• What the task requires: Transcribe every entry word for word, leaving out all images.

• Supplied material:
^^^^^^^^^^^^^^^^

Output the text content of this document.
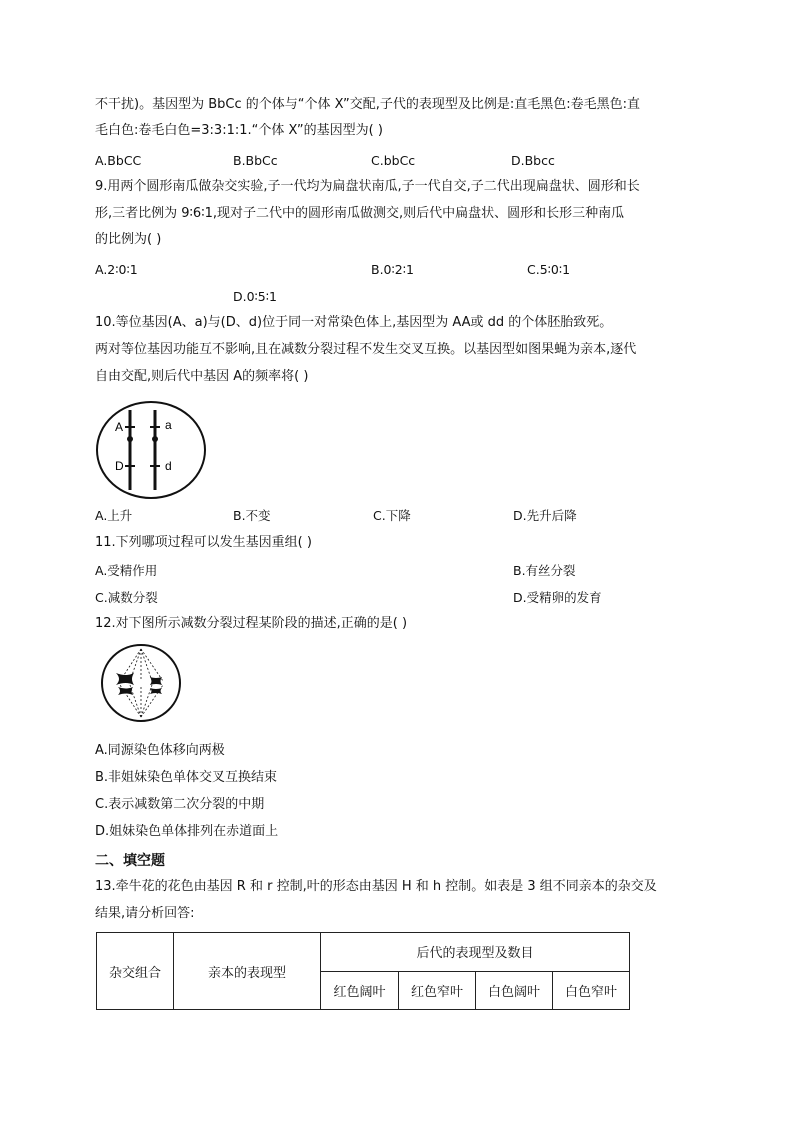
不干扰)。基因型为 BbCc 的个体与“个体 X”交配,子代的表现型及比例是:直毛黑色:卷毛黑色:直
毛白色:卷毛白色=3:3:1:1.“个体 X”的基因型为( )
A.BbCC	B.BbCc	C.bbCc	D.Bbcc
9.用两个圆形南瓜做杂交实验,子一代均为扁盘状南瓜,子一代自交,子二代出现扁盘状、圆形和长
形,三者比例为 9∶6∶1,现对子二代中的圆形南瓜做测交,则后代中扁盘状、圆形和长形三种南瓜
的比例为( )
A.2∶0∶1	B.0∶2∶1	C.5∶0∶1
D.0∶5∶1
10.等位基因(A、a)与(D、d)位于同一对常染色体上,基因型为 AA或 dd 的个体胚胎致死。
两对等位基因功能互不影响,且在减数分裂过程不发生交叉互换。以基因型如图果蝇为亲本,逐代
自由交配,则后代中基因 A的频率将( )
A	a
D	d
A.上升	B.不变	C.下降	D.先升后降
11.下列哪项过程可以发生基因重组( )
A.受精作用	B.有丝分裂
C.减数分裂	D.受精卵的发育
12.对下图所示减数分裂过程某阶段的描述,正确的是( )
A.同源染色体移向两极
B.非姐妹染色单体交叉互换结束
C.表示减数第二次分裂的中期
D.姐妹染色单体排列在赤道面上
二、填空题
13.牵牛花的花色由基因 R 和 r 控制,叶的形态由基因 H 和 h 控制。如表是 3 组不同亲本的杂交及
结果,请分析回答:
杂交组合	亲本的表现型	后代的表现型及数目			
		红色阔叶	红色窄叶	白色阔叶	白色窄叶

^^^^^^^^^^^^^^^^

• Written solution:
Output the text content of this document.
不干扰)。基因型为 BbCc 的个体与“个体 X”交配,子代的表现型及比例是:直毛黑色:卷毛黑色:直
毛白色:卷毛白色=3:3:1:1.“个体 X”的基因型为( )
A.BbCC	B.BbCc	C.bbCc	D.Bbcc
9.用两个圆形南瓜做杂交实验,子一代均为扁盘状南瓜,子一代自交,子二代出现扁盘状、圆形和长
形,三者比例为 9∶6∶1,现对子二代中的圆形南瓜做测交,则后代中扁盘状、圆形和长形三种南瓜
的比例为( )
A.2∶0∶1	B.0∶2∶1	C.5∶0∶1
D.0∶5∶1
10.等位基因(A、a)与(D、d)位于同一对常染色体上,基因型为 AA或 dd 的个体胚胎致死。
两对等位基因功能互不影响,且在减数分裂过程不发生交叉互换。以基因型如图果蝇为亲本,逐代
自由交配,则后代中基因 A的频率将( )
A	a
D	d
A.上升	B.不变	C.下降	D.先升后降
11.下列哪项过程可以发生基因重组( )
A.受精作用	B.有丝分裂
C.减数分裂	D.受精卵的发育
12.对下图所示减数分裂过程某阶段的描述,正确的是( )
A.同源染色体移向两极
B.非姐妹染色单体交叉互换结束
C.表示减数第二次分裂的中期
D.姐妹染色单体排列在赤道面上
二、填空题
13.牵牛花的花色由基因 R 和 r 控制,叶的形态由基因 H 和 h 控制。如表是 3 组不同亲本的杂交及
结果,请分析回答:
杂交组合	亲本的表现型	后代的表现型及数目			
		红色阔叶	红色窄叶	白色阔叶	白色窄叶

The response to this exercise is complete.